▶ Exercise: Repeat exactly, and only, the lines from the one containing "Read out every word on this page." through the end of the records.
%%
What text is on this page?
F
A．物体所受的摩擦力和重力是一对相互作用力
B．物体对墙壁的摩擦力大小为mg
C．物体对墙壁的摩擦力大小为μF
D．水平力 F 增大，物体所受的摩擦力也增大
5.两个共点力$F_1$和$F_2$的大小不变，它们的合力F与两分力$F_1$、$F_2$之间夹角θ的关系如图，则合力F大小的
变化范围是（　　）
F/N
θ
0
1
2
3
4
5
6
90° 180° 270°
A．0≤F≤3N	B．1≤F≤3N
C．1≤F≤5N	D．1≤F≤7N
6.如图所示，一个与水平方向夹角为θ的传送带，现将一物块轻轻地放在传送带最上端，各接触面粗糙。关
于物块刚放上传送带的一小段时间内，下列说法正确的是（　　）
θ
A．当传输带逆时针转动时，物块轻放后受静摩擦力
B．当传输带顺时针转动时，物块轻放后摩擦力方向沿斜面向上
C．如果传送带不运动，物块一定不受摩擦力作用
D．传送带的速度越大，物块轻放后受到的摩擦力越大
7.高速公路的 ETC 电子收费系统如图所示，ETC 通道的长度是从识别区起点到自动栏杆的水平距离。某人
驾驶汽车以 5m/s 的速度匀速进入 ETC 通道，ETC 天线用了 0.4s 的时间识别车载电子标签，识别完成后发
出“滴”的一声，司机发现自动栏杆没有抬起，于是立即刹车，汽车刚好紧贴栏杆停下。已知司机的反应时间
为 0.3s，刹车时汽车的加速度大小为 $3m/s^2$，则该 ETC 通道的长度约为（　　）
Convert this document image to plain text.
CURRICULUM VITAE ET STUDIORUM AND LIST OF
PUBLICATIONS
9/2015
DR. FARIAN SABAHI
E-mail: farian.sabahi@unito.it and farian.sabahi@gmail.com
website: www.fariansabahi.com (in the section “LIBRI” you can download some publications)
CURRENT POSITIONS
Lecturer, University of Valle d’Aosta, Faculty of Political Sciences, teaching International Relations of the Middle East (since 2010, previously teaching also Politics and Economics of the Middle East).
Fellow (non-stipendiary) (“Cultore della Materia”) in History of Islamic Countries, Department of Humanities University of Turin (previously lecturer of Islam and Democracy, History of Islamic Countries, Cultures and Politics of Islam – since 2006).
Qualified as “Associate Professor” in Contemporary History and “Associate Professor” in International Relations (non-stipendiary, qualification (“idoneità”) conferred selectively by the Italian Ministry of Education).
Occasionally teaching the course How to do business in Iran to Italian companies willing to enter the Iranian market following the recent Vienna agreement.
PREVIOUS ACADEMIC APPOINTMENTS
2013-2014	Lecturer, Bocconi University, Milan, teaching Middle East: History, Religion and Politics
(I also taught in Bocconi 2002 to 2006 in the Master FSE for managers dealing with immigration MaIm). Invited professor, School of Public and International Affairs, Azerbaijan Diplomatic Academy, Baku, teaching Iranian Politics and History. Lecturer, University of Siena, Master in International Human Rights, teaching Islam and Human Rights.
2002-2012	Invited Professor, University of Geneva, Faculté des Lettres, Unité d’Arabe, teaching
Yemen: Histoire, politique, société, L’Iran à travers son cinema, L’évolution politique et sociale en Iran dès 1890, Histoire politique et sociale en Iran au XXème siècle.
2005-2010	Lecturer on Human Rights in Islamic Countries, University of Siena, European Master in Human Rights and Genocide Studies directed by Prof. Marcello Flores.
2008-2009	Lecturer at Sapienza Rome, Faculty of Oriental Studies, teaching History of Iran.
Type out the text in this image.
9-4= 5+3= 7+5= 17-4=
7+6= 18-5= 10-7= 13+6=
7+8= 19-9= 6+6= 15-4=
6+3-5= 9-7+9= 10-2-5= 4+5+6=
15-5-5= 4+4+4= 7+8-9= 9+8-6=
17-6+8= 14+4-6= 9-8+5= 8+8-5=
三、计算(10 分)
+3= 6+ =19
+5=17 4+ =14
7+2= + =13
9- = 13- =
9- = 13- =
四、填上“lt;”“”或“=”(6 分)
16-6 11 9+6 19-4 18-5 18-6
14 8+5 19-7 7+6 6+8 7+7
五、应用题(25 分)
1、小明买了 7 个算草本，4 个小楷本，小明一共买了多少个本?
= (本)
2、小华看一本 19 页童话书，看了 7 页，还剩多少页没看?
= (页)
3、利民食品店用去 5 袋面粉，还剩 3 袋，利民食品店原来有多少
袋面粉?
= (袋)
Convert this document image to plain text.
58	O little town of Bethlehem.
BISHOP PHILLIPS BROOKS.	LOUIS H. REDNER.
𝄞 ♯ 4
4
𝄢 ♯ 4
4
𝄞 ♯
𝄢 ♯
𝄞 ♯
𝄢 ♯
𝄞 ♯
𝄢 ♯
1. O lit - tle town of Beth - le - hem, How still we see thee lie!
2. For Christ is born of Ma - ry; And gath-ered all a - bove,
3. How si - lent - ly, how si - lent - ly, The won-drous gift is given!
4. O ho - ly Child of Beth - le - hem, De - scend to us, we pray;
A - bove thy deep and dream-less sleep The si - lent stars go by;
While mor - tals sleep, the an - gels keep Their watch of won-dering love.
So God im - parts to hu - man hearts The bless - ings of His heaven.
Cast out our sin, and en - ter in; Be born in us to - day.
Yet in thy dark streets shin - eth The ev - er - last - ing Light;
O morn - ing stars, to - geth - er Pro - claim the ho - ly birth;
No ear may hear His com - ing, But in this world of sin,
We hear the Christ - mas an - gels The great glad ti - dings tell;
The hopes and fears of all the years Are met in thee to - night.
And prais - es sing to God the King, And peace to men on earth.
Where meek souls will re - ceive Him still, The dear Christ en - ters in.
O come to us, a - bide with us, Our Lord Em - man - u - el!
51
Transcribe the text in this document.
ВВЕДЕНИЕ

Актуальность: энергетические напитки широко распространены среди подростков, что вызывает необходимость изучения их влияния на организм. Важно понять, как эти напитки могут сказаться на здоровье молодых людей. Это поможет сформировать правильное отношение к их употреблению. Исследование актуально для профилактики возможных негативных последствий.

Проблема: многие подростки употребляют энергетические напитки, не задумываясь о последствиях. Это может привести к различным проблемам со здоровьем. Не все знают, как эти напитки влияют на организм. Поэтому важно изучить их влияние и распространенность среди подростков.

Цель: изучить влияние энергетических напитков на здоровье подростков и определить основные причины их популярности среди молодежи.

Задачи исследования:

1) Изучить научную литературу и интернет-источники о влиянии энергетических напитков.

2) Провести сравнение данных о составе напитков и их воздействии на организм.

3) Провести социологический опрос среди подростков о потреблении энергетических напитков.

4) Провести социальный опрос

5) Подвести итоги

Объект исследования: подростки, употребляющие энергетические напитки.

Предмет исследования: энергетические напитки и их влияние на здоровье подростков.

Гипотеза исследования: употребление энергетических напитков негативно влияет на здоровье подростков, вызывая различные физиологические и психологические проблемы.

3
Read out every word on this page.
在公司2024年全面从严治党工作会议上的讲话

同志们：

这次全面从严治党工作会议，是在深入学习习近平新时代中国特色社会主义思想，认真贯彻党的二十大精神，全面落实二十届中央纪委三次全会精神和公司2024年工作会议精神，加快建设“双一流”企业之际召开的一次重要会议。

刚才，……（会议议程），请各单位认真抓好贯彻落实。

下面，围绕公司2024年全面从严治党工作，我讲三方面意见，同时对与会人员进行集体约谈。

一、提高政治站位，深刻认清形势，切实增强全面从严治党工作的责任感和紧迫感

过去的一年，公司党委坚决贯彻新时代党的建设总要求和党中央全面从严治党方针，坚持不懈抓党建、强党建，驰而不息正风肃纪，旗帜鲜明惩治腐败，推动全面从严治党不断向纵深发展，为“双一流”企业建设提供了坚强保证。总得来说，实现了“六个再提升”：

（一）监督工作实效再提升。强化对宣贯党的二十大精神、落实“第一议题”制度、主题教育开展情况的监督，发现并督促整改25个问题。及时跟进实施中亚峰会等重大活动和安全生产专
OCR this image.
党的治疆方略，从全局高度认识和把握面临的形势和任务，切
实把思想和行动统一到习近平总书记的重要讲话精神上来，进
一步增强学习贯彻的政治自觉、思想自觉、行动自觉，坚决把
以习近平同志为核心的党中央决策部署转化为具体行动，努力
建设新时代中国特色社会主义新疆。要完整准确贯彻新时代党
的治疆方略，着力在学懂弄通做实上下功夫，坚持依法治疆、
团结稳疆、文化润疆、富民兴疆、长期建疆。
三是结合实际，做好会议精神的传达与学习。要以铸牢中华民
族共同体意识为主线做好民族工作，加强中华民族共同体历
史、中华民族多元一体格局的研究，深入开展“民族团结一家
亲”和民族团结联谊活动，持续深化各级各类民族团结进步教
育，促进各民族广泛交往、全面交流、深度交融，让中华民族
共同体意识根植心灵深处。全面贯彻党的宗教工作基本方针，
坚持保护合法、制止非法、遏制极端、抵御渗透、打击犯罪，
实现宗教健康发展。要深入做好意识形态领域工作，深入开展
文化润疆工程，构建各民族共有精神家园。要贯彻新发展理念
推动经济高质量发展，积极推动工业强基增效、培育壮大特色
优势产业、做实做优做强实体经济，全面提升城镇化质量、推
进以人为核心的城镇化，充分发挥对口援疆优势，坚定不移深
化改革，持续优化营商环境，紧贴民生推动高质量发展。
%%
▶ Exercise result:
Read out every word on this page.
在公司2024年全面从严治党工作会议上的讲话

同志们：

这次全面从严治党工作会议，是在深入学习习近平新时代中国特色社会主义思想，认真贯彻党的二十大精神，全面落实二十届中央纪委三次全会精神和公司2024年工作会议精神，加快建设“双一流”企业之际召开的一次重要会议。

刚才，……（会议议程），请各单位认真抓好贯彻落实。

下面，围绕公司2024年全面从严治党工作，我讲三方面意见，同时对与会人员进行集体约谈。

一、提高政治站位，深刻认清形势，切实增强全面从严治党工作的责任感和紧迫感

过去的一年，公司党委坚决贯彻新时代党的建设总要求和党中央全面从严治党方针，坚持不懈抓党建、强党建，驰而不息正风肃纪，旗帜鲜明惩治腐败，推动全面从严治党不断向纵深发展，为“双一流”企业建设提供了坚强保证。总得来说，实现了“六个再提升”：

（一）监督工作实效再提升。强化对宣贯党的二十大精神、落实“第一议题”制度、主题教育开展情况的监督，发现并督促整改25个问题。及时跟进实施中亚峰会等重大活动和安全生产专
OCR this image.
党的治疆方略，从全局高度认识和把握面临的形势和任务，切
实把思想和行动统一到习近平总书记的重要讲话精神上来，进
一步增强学习贯彻的政治自觉、思想自觉、行动自觉，坚决把
以习近平同志为核心的党中央决策部署转化为具体行动，努力
建设新时代中国特色社会主义新疆。要完整准确贯彻新时代党
的治疆方略，着力在学懂弄通做实上下功夫，坚持依法治疆、
团结稳疆、文化润疆、富民兴疆、长期建疆。
三是结合实际，做好会议精神的传达与学习。要以铸牢中华民
族共同体意识为主线做好民族工作，加强中华民族共同体历
史、中华民族多元一体格局的研究，深入开展“民族团结一家
亲”和民族团结联谊活动，持续深化各级各类民族团结进步教
育，促进各民族广泛交往、全面交流、深度交融，让中华民族
共同体意识根植心灵深处。全面贯彻党的宗教工作基本方针，
坚持保护合法、制止非法、遏制极端、抵御渗透、打击犯罪，
实现宗教健康发展。要深入做好意识形态领域工作，深入开展
文化润疆工程，构建各民族共有精神家园。要贯彻新发展理念
推动经济高质量发展，积极推动工业强基增效、培育壮大特色
优势产业、做实做优做强实体经济，全面提升城镇化质量、推
进以人为核心的城镇化，充分发挥对口援疆优势，坚定不移深
化改革，持续优化营商环境，紧贴民生推动高质量发展。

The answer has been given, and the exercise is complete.